> Exercise aim: Your task is to transcribe all the entries exactly, excluding pictures.

★ ★ ★

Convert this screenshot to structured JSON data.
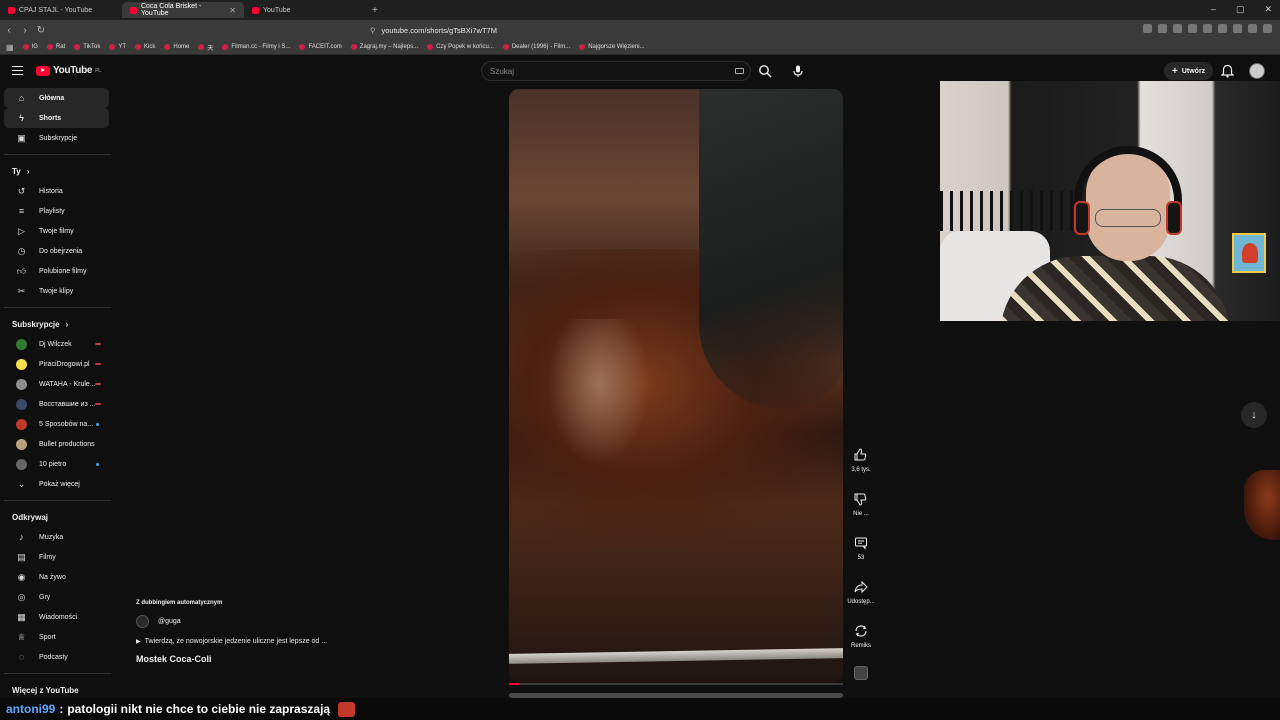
{
  "browser": {
    "tabs": [
      {
        "label": "ĆPAJ STAJL - YouTube",
        "active": false
      },
      {
        "label": "Coca Cola Brisket - YouTube",
        "active": true
      },
      {
        "label": "YouTube",
        "active": false
      }
    ],
    "new_tab": "+",
    "window_controls": [
      "–",
      "▢",
      "✕"
    ],
    "url": "youtube.com/shorts/gTsBXi7wT7M",
    "bookmarks": [
      "IG",
      "Rat",
      "TikTok",
      "YT",
      "Kick",
      "Home",
      "天",
      "Filman.cc - Filmy i S...",
      "FACEIT.com",
      "Zagraj.my – Najleps...",
      "Czy Popek w końcu...",
      "Dealer (1996) - Film...",
      "Najgorsze Więzieni..."
    ]
  },
  "header": {
    "logo": "YouTube",
    "logo_region": "PL",
    "search_placeholder": "Szukaj",
    "create_label": "Utwórz",
    "icons": [
      "menu-icon",
      "search-icon",
      "mic-icon",
      "bell-icon",
      "avatar"
    ]
  },
  "sidebar": {
    "main": [
      {
        "label": "Główna",
        "icon": "home-icon",
        "active": true
      },
      {
        "label": "Shorts",
        "icon": "shorts-icon",
        "active": true
      },
      {
        "label": "Subskrypcje",
        "icon": "subscriptions-icon",
        "active": false
      }
    ],
    "you_section": "Ty",
    "you_items": [
      {
        "label": "Historia",
        "icon": "history-icon"
      },
      {
        "label": "Playlisty",
        "icon": "playlist-icon"
      },
      {
        "label": "Twoje filmy",
        "icon": "video-icon"
      },
      {
        "label": "Do obejrzenia",
        "icon": "clock-icon"
      },
      {
        "label": "Polubione filmy",
        "icon": "like-icon"
      },
      {
        "label": "Twoje klipy",
        "icon": "scissors-icon"
      }
    ],
    "subs_section": "Subskrypcje",
    "subs": [
      {
        "label": "Dj Wilczek",
        "color": "#2e7d32",
        "marker": "live"
      },
      {
        "label": "PiraciDrogowi.pl",
        "color": "#f4e04d",
        "marker": "live"
      },
      {
        "label": "WATAHA - Krule...",
        "color": "#8e8e8e",
        "marker": "live"
      },
      {
        "label": "Восставшие из ...",
        "color": "#3a4a6a",
        "marker": "live"
      },
      {
        "label": "5 Sposobów na...",
        "color": "#c0392b",
        "marker": "new"
      },
      {
        "label": "Bullet productions",
        "color": "#b8a27a",
        "marker": "none"
      },
      {
        "label": "10 pietro",
        "color": "#666666",
        "marker": "new"
      }
    ],
    "show_more": "Pokaż więcej",
    "explore_section": "Odkrywaj",
    "explore": [
      {
        "label": "Muzyka",
        "icon": "music-icon"
      },
      {
        "label": "Filmy",
        "icon": "film-icon"
      },
      {
        "label": "Na żywo",
        "icon": "live-icon"
      },
      {
        "label": "Gry",
        "icon": "gamepad-icon"
      },
      {
        "label": "Wiadomości",
        "icon": "news-icon"
      },
      {
        "label": "Sport",
        "icon": "trophy-icon"
      },
      {
        "label": "Podcasty",
        "icon": "podcast-icon"
      }
    ],
    "more_section": "Więcej z YouTube"
  },
  "short": {
    "dubbing_note": "Z dubbingiem automatycznym",
    "channel": "@guga",
    "description": "Twierdzą, że nowojorskie jedzenie uliczne jest lepsze od ...",
    "title": "Mostek Coca-Coli",
    "progress": 0.03,
    "actions": {
      "likes": "3,6 tys.",
      "dislike": "Nie ...",
      "comments": "53",
      "share": "Udostęp...",
      "remix": "Remiks"
    }
  },
  "chat": {
    "user": "antoni99",
    "separator": ":",
    "message": "patologii nikt nie chce to ciebie nie zapraszają"
  }
}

★ ★ ★

> Full response:
Convert this screenshot to structured JSON data.
{
  "browser": {
    "tabs": [
      {
        "label": "ĆPAJ STAJL - YouTube",
        "active": false
      },
      {
        "label": "Coca Cola Brisket - YouTube",
        "active": true
      },
      {
        "label": "YouTube",
        "active": false
      }
    ],
    "new_tab": "+",
    "window_controls": [
      "–",
      "▢",
      "✕"
    ],
    "url": "youtube.com/shorts/gTsBXi7wT7M",
    "bookmarks": [
      "IG",
      "Rat",
      "TikTok",
      "YT",
      "Kick",
      "Home",
      "天",
      "Filman.cc - Filmy i S...",
      "FACEIT.com",
      "Zagraj.my – Najleps...",
      "Czy Popek w końcu...",
      "Dealer (1996) - Film...",
      "Najgorsze Więzieni..."
    ]
  },
  "header": {
    "logo": "YouTube",
    "logo_region": "PL",
    "search_placeholder": "Szukaj",
    "create_label": "Utwórz",
    "icons": [
      "menu-icon",
      "search-icon",
      "mic-icon",
      "bell-icon",
      "avatar"
    ]
  },
  "sidebar": {
    "main": [
      {
        "label": "Główna",
        "icon": "home-icon",
        "active": true
      },
      {
        "label": "Shorts",
        "icon": "shorts-icon",
        "active": true
      },
      {
        "label": "Subskrypcje",
        "icon": "subscriptions-icon",
        "active": false
      }
    ],
    "you_section": "Ty",
    "you_items": [
      {
        "label": "Historia",
        "icon": "history-icon"
      },
      {
        "label": "Playlisty",
        "icon": "playlist-icon"
      },
      {
        "label": "Twoje filmy",
        "icon": "video-icon"
      },
      {
        "label": "Do obejrzenia",
        "icon": "clock-icon"
      },
      {
        "label": "Polubione filmy",
        "icon": "like-icon"
      },
      {
        "label": "Twoje klipy",
        "icon": "scissors-icon"
      }
    ],
    "subs_section": "Subskrypcje",
    "subs": [
      {
        "label": "Dj Wilczek",
        "color": "#2e7d32",
        "marker": "live"
      },
      {
        "label": "PiraciDrogowi.pl",
        "color": "#f4e04d",
        "marker": "live"
      },
      {
        "label": "WATAHA - Krule...",
        "color": "#8e8e8e",
        "marker": "live"
      },
      {
        "label": "Восставшие из ...",
        "color": "#3a4a6a",
        "marker": "live"
      },
      {
        "label": "5 Sposobów na...",
        "color": "#c0392b",
        "marker": "new"
      },
      {
        "label": "Bullet productions",
        "color": "#b8a27a",
        "marker": "none"
      },
      {
        "label": "10 pietro",
        "color": "#666666",
        "marker": "new"
      }
    ],
    "show_more": "Pokaż więcej",
    "explore_section": "Odkrywaj",
    "explore": [
      {
        "label": "Muzyka",
        "icon": "music-icon"
      },
      {
        "label": "Filmy",
        "icon": "film-icon"
      },
      {
        "label": "Na żywo",
        "icon": "live-icon"
      },
      {
        "label": "Gry",
        "icon": "gamepad-icon"
      },
      {
        "label": "Wiadomości",
        "icon": "news-icon"
      },
      {
        "label": "Sport",
        "icon": "trophy-icon"
      },
      {
        "label": "Podcasty",
        "icon": "podcast-icon"
      }
    ],
    "more_section": "Więcej z YouTube"
  },
  "short": {
    "dubbing_note": "Z dubbingiem automatycznym",
    "channel": "@guga",
    "description": "Twierdzą, że nowojorskie jedzenie uliczne jest lepsze od ...",
    "title": "Mostek Coca-Coli",
    "progress": 0.03,
    "actions": {
      "likes": "3,6 tys.",
      "dislike": "Nie ...",
      "comments": "53",
      "share": "Udostęp...",
      "remix": "Remiks"
    }
  },
  "chat": {
    "user": "antoni99",
    "separator": ":",
    "message": "patologii nikt nie chce to ciebie nie zapraszają"
  }
}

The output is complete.